(Data items)
[Begin]

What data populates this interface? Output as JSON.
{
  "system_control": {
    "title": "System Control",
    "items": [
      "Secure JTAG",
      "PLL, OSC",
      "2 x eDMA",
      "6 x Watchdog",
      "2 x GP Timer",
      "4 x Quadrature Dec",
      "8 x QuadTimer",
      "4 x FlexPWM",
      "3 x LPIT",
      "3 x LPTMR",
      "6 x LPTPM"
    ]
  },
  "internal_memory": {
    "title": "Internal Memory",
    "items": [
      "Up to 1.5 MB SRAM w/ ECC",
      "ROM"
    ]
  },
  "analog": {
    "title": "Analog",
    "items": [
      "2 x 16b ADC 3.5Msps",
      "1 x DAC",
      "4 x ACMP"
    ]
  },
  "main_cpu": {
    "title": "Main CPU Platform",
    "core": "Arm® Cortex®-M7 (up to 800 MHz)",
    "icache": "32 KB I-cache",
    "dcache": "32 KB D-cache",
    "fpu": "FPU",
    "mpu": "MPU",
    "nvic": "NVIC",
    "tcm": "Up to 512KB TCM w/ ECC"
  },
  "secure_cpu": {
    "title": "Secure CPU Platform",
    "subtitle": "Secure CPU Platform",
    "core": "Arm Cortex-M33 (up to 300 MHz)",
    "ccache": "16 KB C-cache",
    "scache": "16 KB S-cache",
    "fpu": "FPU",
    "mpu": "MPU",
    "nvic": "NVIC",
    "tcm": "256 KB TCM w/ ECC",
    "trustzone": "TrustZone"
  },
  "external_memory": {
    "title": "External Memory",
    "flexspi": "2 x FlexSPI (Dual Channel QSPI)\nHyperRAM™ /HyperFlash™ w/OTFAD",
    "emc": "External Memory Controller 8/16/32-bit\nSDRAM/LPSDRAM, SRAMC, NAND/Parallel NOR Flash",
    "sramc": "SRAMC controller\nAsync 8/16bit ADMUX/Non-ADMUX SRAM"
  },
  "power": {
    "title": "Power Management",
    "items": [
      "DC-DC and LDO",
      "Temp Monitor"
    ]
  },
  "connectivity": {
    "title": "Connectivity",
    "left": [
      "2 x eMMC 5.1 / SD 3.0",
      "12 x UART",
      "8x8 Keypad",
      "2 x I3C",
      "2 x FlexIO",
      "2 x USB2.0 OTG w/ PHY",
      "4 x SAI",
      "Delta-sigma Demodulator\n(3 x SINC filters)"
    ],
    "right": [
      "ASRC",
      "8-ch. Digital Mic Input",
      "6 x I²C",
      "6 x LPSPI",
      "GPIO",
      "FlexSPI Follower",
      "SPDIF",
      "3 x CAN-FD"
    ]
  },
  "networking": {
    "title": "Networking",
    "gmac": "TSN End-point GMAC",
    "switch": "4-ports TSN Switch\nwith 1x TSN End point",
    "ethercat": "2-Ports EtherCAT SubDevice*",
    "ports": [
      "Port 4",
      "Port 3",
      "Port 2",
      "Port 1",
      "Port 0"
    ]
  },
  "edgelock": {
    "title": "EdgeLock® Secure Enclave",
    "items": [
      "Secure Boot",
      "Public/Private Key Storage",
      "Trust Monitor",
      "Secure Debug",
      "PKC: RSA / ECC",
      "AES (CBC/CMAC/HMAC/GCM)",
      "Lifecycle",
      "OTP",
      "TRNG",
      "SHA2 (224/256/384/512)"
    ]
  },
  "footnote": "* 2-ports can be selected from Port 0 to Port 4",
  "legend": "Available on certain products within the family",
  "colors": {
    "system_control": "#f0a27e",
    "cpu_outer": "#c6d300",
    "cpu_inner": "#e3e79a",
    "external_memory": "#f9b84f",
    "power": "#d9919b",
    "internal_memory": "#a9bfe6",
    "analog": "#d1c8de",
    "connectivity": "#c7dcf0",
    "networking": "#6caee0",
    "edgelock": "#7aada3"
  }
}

[End]

What you have to do ▸
List the lines of the material in which the word "Platform" occurs.

Result of this exercise ▸
    "title": "Main CPU Platform",
    "title": "Secure CPU Platform",
    "subtitle": "Secure CPU Platform",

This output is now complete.